+++ Provided records
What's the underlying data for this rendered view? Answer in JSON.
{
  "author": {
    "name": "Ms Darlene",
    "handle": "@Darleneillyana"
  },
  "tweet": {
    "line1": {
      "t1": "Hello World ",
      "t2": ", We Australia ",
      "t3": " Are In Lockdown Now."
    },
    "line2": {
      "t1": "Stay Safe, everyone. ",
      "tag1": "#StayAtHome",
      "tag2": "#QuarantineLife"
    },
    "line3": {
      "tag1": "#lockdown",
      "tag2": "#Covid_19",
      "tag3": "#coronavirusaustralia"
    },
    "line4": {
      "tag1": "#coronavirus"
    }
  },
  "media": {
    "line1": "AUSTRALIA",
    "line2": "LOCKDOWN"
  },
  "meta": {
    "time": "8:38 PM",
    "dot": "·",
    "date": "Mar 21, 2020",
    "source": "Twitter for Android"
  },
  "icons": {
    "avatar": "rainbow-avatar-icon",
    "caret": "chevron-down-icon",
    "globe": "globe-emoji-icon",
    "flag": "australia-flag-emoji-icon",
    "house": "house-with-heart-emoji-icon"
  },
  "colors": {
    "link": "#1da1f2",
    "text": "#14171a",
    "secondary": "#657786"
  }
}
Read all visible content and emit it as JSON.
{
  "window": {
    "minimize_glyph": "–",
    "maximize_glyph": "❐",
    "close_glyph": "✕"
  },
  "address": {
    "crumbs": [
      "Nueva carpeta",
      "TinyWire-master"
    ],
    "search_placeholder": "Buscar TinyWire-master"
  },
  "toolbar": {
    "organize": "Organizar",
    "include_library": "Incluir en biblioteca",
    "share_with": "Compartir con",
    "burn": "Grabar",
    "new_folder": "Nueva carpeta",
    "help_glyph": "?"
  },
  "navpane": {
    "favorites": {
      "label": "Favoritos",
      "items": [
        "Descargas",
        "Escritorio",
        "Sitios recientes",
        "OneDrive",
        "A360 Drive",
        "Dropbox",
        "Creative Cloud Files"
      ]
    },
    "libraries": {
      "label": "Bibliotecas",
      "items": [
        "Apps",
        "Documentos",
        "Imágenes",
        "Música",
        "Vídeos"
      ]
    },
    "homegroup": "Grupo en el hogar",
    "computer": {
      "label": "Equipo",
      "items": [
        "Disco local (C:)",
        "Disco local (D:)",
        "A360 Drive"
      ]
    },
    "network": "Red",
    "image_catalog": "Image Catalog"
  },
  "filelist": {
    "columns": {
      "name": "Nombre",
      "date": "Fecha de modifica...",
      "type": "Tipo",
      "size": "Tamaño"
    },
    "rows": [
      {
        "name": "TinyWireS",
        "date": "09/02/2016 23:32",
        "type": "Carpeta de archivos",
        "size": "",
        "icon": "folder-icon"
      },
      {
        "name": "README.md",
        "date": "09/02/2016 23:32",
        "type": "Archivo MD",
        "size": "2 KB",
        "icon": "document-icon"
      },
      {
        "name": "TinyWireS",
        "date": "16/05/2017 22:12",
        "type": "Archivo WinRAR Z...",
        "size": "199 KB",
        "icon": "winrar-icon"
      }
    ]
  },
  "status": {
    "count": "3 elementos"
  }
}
++++++
What you should do
Give back every line of the data exactly as it was written.

Solution
What's the underlying data for this rendered view? Answer in JSON.
{
  "author": {
    "name": "Ms Darlene",
    "handle": "@Darleneillyana"
  },
  "tweet": {
    "line1": {
      "t1": "Hello World ",
      "t2": ", We Australia ",
      "t3": " Are In Lockdown Now."
    },
    "line2": {
      "t1": "Stay Safe, everyone. ",
      "tag1": "#StayAtHome",
      "tag2": "#QuarantineLife"
    },
    "line3": {
      "tag1": "#lockdown",
      "tag2": "#Covid_19",
      "tag3": "#coronavirusaustralia"
    },
    "line4": {
      "tag1": "#coronavirus"
    }
  },
  "media": {
    "line1": "AUSTRALIA",
    "line2": "LOCKDOWN"
  },
  "meta": {
    "time": "8:38 PM",
    "dot": "·",
    "date": "Mar 21, 2020",
    "source": "Twitter for Android"
  },
  "icons": {
    "avatar": "rainbow-avatar-icon",
    "caret": "chevron-down-icon",
    "globe": "globe-emoji-icon",
    "flag": "australia-flag-emoji-icon",
    "house": "house-with-heart-emoji-icon"
  },
  "colors": {
    "link": "#1da1f2",
    "text": "#14171a",
    "secondary": "#657786"
  }
}
Read all visible content and emit it as JSON.
{
  "window": {
    "minimize_glyph": "–",
    "maximize_glyph": "❐",
    "close_glyph": "✕"
  },
  "address": {
    "crumbs": [
      "Nueva carpeta",
      "TinyWire-master"
    ],
    "search_placeholder": "Buscar TinyWire-master"
  },
  "toolbar": {
    "organize": "Organizar",
    "include_library": "Incluir en biblioteca",
    "share_with": "Compartir con",
    "burn": "Grabar",
    "new_folder": "Nueva carpeta",
    "help_glyph": "?"
  },
  "navpane": {
    "favorites": {
      "label": "Favoritos",
      "items": [
        "Descargas",
        "Escritorio",
        "Sitios recientes",
        "OneDrive",
        "A360 Drive",
        "Dropbox",
        "Creative Cloud Files"
      ]
    },
    "libraries": {
      "label": "Bibliotecas",
      "items": [
        "Apps",
        "Documentos",
        "Imágenes",
        "Música",
        "Vídeos"
      ]
    },
    "homegroup": "Grupo en el hogar",
    "computer": {
      "label": "Equipo",
      "items": [
        "Disco local (C:)",
        "Disco local (D:)",
        "A360 Drive"
      ]
    },
    "network": "Red",
    "image_catalog": "Image Catalog"
  },
  "filelist": {
    "columns": {
      "name": "Nombre",
      "date": "Fecha de modifica...",
      "type": "Tipo",
      "size": "Tamaño"
    },
    "rows": [
      {
        "name": "TinyWireS",
        "date": "09/02/2016 23:32",
        "type": "Carpeta de archivos",
        "size": "",
        "icon": "folder-icon"
      },
      {
        "name": "README.md",
        "date": "09/02/2016 23:32",
        "type": "Archivo MD",
        "size": "2 KB",
        "icon": "document-icon"
      },
      {
        "name": "TinyWireS",
        "date": "16/05/2017 22:12",
        "type": "Archivo WinRAR Z...",
        "size": "199 KB",
        "icon": "winrar-icon"
      }
    ]
  },
  "status": {
    "count": "3 elementos"
  }
}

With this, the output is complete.